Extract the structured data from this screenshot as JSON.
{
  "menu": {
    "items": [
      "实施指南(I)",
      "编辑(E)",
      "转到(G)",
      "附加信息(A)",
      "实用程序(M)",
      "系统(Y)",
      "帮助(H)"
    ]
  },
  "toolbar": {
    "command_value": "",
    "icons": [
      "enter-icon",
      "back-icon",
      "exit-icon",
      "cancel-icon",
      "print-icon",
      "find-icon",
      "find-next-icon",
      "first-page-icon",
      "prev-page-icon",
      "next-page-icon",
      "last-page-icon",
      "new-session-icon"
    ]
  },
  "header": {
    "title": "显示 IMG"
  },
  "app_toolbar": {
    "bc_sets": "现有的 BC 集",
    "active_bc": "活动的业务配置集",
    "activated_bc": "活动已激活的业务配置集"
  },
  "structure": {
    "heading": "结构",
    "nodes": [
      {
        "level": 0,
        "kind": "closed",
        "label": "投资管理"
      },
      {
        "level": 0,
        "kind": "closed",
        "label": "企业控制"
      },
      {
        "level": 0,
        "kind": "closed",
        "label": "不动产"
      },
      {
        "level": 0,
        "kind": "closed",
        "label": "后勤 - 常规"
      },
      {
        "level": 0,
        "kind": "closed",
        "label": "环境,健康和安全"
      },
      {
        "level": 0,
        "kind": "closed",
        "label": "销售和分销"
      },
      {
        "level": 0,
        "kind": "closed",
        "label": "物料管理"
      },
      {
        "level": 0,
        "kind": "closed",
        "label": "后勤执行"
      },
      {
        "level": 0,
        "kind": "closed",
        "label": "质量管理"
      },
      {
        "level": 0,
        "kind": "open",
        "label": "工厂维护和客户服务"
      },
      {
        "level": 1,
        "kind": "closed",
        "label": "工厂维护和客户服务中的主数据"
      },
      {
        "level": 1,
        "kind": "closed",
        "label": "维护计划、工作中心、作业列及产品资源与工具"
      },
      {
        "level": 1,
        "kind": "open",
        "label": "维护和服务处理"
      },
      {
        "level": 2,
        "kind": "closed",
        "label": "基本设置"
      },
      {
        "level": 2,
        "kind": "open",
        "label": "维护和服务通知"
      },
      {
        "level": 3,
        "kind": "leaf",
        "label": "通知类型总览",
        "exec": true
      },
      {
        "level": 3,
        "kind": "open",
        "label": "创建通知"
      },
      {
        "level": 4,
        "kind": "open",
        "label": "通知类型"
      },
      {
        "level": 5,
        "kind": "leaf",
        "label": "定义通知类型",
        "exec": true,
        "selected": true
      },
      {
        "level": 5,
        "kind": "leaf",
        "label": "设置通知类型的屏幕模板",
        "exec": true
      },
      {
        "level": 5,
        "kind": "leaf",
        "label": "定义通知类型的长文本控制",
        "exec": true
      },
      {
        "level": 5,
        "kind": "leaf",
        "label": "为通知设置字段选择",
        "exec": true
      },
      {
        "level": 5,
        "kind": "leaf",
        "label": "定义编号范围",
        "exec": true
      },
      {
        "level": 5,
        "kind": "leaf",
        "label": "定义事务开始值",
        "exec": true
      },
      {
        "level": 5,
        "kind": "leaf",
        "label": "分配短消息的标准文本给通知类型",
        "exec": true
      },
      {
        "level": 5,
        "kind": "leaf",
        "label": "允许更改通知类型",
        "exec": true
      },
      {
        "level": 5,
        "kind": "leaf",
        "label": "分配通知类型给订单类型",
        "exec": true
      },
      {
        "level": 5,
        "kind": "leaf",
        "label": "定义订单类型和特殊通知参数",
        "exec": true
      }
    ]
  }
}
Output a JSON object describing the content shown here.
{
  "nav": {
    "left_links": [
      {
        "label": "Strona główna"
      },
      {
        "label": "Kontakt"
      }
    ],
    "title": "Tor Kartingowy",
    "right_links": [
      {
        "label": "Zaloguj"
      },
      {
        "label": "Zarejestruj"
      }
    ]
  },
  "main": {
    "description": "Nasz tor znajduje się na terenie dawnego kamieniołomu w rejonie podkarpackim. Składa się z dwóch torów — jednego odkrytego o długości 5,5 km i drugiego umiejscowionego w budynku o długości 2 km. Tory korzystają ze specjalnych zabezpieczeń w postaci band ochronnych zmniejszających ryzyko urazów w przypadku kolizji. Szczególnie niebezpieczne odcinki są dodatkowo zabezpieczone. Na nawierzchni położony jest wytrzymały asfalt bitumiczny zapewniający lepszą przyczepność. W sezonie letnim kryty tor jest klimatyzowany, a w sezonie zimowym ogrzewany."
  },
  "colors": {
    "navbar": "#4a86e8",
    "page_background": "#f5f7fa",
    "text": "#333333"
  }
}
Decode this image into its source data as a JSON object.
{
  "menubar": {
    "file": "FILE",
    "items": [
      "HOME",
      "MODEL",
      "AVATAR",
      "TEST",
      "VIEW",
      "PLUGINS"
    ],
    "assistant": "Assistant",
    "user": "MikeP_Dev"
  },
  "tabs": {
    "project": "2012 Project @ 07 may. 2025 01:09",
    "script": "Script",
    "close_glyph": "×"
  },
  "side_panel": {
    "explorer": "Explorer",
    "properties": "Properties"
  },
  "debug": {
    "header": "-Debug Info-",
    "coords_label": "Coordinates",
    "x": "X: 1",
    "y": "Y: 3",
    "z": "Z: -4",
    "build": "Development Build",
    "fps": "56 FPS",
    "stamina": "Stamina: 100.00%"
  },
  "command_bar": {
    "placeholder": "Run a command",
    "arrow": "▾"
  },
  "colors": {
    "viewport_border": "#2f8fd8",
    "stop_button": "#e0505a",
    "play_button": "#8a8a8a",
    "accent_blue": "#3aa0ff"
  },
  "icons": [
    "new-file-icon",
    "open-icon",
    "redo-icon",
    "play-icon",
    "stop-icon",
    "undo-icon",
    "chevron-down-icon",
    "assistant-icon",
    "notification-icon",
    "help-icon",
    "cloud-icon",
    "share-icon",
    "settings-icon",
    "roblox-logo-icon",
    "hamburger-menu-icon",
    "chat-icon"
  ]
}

::::

Go through the listing above and pull out each line containing the word "data".

Extract the structured data from this screenshot as JSON.
Decode this image into its source data as a JSON object.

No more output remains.